# [Aim]
Format each line of the data below as a string in a JSON list, one string per line, with blank lines and the picture placeholders left out.
— start of Provided material —
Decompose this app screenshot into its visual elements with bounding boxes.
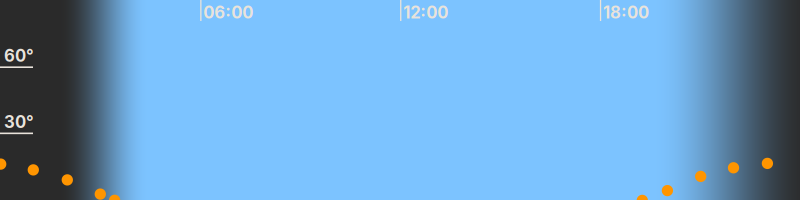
staticText: 60°	[4, 46, 34, 66]
staticText: 18:00	[603, 2, 649, 22]
staticText: 06:00	[203, 2, 253, 22]
staticText: 12:00	[403, 2, 448, 22]
staticText: 30°	[4, 112, 34, 132]
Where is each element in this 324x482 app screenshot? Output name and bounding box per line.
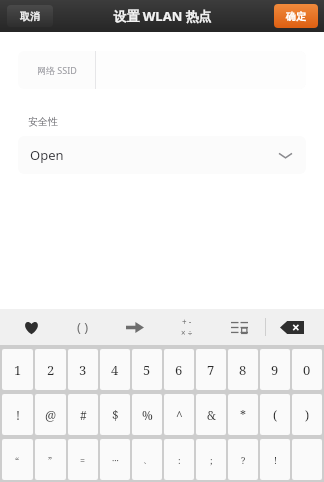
button[interactable]: 5 (132, 349, 162, 390)
button[interactable]: 确定 (274, 4, 318, 28)
staticText: 1 (14, 361, 22, 379)
button[interactable]: 8 (228, 349, 258, 390)
staticText: ? (241, 454, 246, 466)
staticText: # (80, 407, 87, 423)
staticText: 、 (143, 454, 152, 465)
staticText: = (80, 454, 86, 466)
button[interactable]: ··· (100, 439, 130, 480)
button[interactable]: = (68, 439, 98, 480)
button[interactable]: 1 (2, 349, 33, 390)
button[interactable]: 4 (100, 349, 130, 390)
staticText: @ (45, 407, 57, 423)
button[interactable]: 9 (260, 349, 290, 390)
button[interactable]: 取消 (7, 5, 53, 27)
button[interactable]: ! (2, 394, 33, 435)
staticText: Open (30, 146, 64, 164)
button[interactable]: Arrow (109, 309, 161, 345)
button[interactable]: 6 (164, 349, 194, 390)
staticText: ) (305, 407, 310, 423)
button[interactable]: ; (196, 439, 226, 480)
staticText: * (240, 407, 247, 423)
button[interactable]: # (68, 394, 98, 435)
staticText: 0 (303, 361, 311, 379)
staticText: 8 (239, 361, 247, 379)
staticText: 2 (47, 361, 55, 379)
button[interactable]: ! (260, 439, 290, 480)
staticText: % (142, 407, 153, 423)
staticText: & (207, 407, 216, 423)
button[interactable]: Math symbols (161, 309, 213, 345)
staticText: ! (16, 407, 20, 423)
button[interactable]: ) (292, 394, 322, 435)
button[interactable]: ^ (164, 394, 194, 435)
button[interactable]: ( (260, 394, 290, 435)
button[interactable]: 、 (132, 439, 162, 480)
staticText: “ (15, 454, 20, 466)
staticText: 4 (111, 361, 119, 379)
button[interactable]: & (196, 394, 226, 435)
button[interactable]: @ (35, 394, 66, 435)
button[interactable]: Emoji (6, 309, 57, 345)
staticText: ··· (112, 454, 119, 466)
button[interactable]: : (164, 439, 194, 480)
button[interactable]: 0 (292, 349, 322, 390)
staticText: × ÷ (181, 327, 193, 338)
staticText: 确定 (286, 10, 306, 23)
button[interactable]: 2 (35, 349, 66, 390)
button[interactable]: Open (18, 136, 306, 174)
staticText: $ (112, 407, 119, 423)
staticText: 网络 SSID (37, 64, 77, 76)
button[interactable]: ? (228, 439, 258, 480)
staticText: ; (210, 454, 213, 466)
staticText: ^ (176, 407, 183, 423)
button[interactable]: * (228, 394, 258, 435)
button[interactable]: 3 (68, 349, 98, 390)
button[interactable]: “ (2, 439, 33, 480)
staticText: 3 (79, 361, 87, 379)
staticText: 5 (143, 361, 151, 379)
staticText: 设置 WLAN 热点 (113, 7, 212, 25)
button[interactable]: List (213, 309, 265, 345)
staticText: ( (273, 407, 278, 423)
staticText: 9 (271, 361, 279, 379)
staticText: ! (274, 454, 277, 466)
button[interactable]: ” (35, 439, 66, 480)
button[interactable]: 7 (196, 349, 226, 390)
staticText: 7 (207, 361, 215, 379)
button[interactable]: 网络 SSID (18, 51, 306, 89)
button[interactable]: $ (100, 394, 130, 435)
staticText: ” (48, 454, 53, 466)
staticText: : (178, 454, 181, 466)
staticText: 安全性 (28, 115, 58, 128)
button[interactable]: Brackets (57, 309, 109, 345)
button[interactable]: % (132, 394, 162, 435)
button[interactable]: Delete (266, 309, 318, 345)
staticText: + - (182, 316, 192, 327)
staticText: ( ) (77, 318, 89, 336)
staticText: 取消 (20, 10, 40, 23)
staticText: 6 (175, 361, 183, 379)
— end of Provided material —
# [Task answer]
[
  "Decompose this app screenshot into its visual elements with bounding boxes.",
  "staticText: 60°\t[4, 46, 34, 66]",
  "staticText: 18:00\t[603, 2, 649, 22]",
  "staticText: 06:00\t[203, 2, 253, 22]",
  "staticText: 12:00\t[403, 2, 448, 22]",
  "staticText: 30°\t[4, 112, 34, 132]",
  "Where is each element in this 324x482 app screenshot? Output name and bounding box per line.",
  "button[interactable]: 5 (132, 349, 162, 390)",
  "button[interactable]: 确定 (274, 4, 318, 28)",
  "staticText: 1 (14, 361, 22, 379)",
  "button[interactable]: 8 (228, 349, 258, 390)",
  "staticText: ? (241, 454, 246, 466)",
  "staticText: # (80, 407, 87, 423)",
  "staticText: 、 (143, 454, 152, 465)",
  "staticText: = (80, 454, 86, 466)",
  "button[interactable]: ··· (100, 439, 130, 480)",
  "button[interactable]: = (68, 439, 98, 480)",
  "button[interactable]: 1 (2, 349, 33, 390)",
  "button[interactable]: 4 (100, 349, 130, 390)",
  "staticText: @ (45, 407, 57, 423)",
  "button[interactable]: 9 (260, 349, 290, 390)",
  "button[interactable]: 取消 (7, 5, 53, 27)",
  "button[interactable]: ! (2, 394, 33, 435)",
  "staticText: Open (30, 146, 64, 164)",
  "button[interactable]: Arrow (109, 309, 161, 345)",
  "button[interactable]: 6 (164, 349, 194, 390)",
  "staticText: ) (305, 407, 310, 423)",
  "button[interactable]: ; (196, 439, 226, 480)",
  "staticText: * (240, 407, 247, 423)",
  "button[interactable]: # (68, 394, 98, 435)",
  "staticText: 0 (303, 361, 311, 379)",
  "staticText: 8 (239, 361, 247, 379)",
  "staticText: 2 (47, 361, 55, 379)",
  "button[interactable]: ! (260, 439, 290, 480)",
  "staticText: % (142, 407, 153, 423)",
  "staticText: & (207, 407, 216, 423)",
  "button[interactable]: Math symbols (161, 309, 213, 345)",
  "staticText: ! (16, 407, 20, 423)",
  "button[interactable]: ) (292, 394, 322, 435)",
  "button[interactable]: ^ (164, 394, 194, 435)",
  "button[interactable]: ( (260, 394, 290, 435)",
  "button[interactable]: 、 (132, 439, 162, 480)",
  "staticText: “ (15, 454, 20, 466)",
  "staticText: 4 (111, 361, 119, 379)",
  "button[interactable]: & (196, 394, 226, 435)",
  "button[interactable]: @ (35, 394, 66, 435)",
  "button[interactable]: Emoji (6, 309, 57, 345)",
  "staticText: ··· (112, 454, 119, 466)",
  "button[interactable]: : (164, 439, 194, 480)",
  "button[interactable]: 0 (292, 349, 322, 390)",
  "staticText: × ÷ (181, 327, 193, 338)",
  "staticText: 确定 (286, 10, 306, 23)",
  "button[interactable]: 2 (35, 349, 66, 390)",
  "button[interactable]: Open (18, 136, 306, 174)",
  "staticText: $ (112, 407, 119, 423)",
  "staticText: 网络 SSID (37, 64, 77, 76)",
  "button[interactable]: ? (228, 439, 258, 480)",
  "staticText: ; (210, 454, 213, 466)",
  "staticText: ^ (176, 407, 183, 423)",
  "button[interactable]: * (228, 394, 258, 435)",
  "button[interactable]: 3 (68, 349, 98, 390)",
  "button[interactable]: “ (2, 439, 33, 480)",
  "staticText: 3 (79, 361, 87, 379)",
  "staticText: 5 (143, 361, 151, 379)",
  "staticText: 设置 WLAN 热点 (113, 7, 212, 25)",
  "button[interactable]: List (213, 309, 265, 345)",
  "staticText: ( (273, 407, 278, 423)",
  "staticText: 9 (271, 361, 279, 379)",
  "staticText: ! (274, 454, 277, 466)",
  "button[interactable]: ” (35, 439, 66, 480)",
  "button[interactable]: 7 (196, 349, 226, 390)",
  "staticText: 7 (207, 361, 215, 379)",
  "button[interactable]: 网络 SSID (18, 51, 306, 89)",
  "button[interactable]: $ (100, 394, 130, 435)",
  "staticText: ” (48, 454, 53, 466)",
  "staticText: : (178, 454, 181, 466)",
  "staticText: 安全性 (28, 115, 58, 128)",
  "button[interactable]: Brackets (57, 309, 109, 345)",
  "button[interactable]: % (132, 394, 162, 435)",
  "button[interactable]: Delete (266, 309, 318, 345)",
  "staticText: + - (182, 316, 192, 327)",
  "staticText: ( ) (77, 318, 89, 336)",
  "staticText: 取消 (20, 10, 40, 23)",
  "staticText: 6 (175, 361, 183, 379)"
]